__EXERCISE REQUIREMENTS__.
Write out every line below that includes the word "Avslagsskrapa".
:: MATERIAL SUPPLIED ::
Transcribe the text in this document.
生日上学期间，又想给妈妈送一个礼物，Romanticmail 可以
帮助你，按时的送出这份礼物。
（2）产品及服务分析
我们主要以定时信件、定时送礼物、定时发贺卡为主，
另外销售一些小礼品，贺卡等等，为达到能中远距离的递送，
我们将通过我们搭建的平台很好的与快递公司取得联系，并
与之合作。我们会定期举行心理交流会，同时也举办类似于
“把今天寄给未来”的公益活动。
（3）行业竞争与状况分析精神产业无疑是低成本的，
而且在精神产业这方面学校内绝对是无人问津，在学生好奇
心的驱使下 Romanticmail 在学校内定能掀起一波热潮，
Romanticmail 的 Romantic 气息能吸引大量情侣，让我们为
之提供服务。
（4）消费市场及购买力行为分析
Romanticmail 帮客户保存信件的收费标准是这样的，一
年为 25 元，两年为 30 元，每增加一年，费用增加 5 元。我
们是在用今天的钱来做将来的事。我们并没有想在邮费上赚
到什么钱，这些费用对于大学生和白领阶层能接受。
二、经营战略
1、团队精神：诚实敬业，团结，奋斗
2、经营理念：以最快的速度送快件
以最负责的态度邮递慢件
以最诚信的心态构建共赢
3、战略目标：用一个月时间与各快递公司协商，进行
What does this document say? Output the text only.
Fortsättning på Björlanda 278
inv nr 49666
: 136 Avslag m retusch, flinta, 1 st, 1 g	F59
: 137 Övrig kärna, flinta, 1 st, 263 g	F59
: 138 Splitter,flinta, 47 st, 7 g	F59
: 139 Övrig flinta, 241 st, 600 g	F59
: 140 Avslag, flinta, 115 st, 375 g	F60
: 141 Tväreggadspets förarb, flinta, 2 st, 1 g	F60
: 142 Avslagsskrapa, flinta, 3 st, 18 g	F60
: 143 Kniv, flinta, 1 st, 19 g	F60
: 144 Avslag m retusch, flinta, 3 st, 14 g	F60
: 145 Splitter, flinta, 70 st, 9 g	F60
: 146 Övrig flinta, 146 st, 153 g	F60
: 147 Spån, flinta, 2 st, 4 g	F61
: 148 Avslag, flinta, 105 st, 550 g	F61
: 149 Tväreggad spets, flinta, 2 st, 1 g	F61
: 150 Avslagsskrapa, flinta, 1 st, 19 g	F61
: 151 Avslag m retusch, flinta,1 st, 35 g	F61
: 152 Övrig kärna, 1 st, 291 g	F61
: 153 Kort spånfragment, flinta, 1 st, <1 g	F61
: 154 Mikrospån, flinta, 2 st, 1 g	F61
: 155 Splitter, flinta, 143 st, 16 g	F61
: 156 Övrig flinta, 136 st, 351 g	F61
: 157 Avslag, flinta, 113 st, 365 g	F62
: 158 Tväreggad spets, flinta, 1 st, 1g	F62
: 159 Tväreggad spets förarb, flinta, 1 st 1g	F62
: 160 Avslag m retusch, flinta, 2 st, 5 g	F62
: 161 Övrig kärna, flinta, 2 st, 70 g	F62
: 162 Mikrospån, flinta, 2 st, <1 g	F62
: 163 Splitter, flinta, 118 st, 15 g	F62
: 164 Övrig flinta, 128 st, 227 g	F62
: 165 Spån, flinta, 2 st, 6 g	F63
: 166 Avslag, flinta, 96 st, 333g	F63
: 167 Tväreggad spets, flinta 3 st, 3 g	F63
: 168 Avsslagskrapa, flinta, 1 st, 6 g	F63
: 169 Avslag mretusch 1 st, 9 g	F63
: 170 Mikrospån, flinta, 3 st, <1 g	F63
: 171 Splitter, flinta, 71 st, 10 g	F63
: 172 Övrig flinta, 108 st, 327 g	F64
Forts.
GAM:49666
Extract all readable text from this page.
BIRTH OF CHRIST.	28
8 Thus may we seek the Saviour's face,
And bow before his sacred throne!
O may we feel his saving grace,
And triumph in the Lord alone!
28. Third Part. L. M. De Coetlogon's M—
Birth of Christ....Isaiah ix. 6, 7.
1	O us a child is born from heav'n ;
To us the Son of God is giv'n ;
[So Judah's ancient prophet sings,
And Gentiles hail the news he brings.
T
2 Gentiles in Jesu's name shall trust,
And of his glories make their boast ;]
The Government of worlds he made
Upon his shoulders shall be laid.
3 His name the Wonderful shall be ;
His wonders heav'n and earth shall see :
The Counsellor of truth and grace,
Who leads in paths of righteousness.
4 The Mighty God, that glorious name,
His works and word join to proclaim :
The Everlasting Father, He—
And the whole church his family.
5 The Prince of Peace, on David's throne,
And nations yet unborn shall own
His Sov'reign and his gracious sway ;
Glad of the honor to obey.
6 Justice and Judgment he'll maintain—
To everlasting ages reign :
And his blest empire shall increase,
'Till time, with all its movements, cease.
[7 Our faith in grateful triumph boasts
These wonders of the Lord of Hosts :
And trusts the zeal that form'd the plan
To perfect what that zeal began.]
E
:::
__THE SOLUTION__.
: 142 Avslagsskrapa, flinta, 3 st, 18 g	F60
: 150 Avslagsskrapa, flinta, 1 st, 19 g	F61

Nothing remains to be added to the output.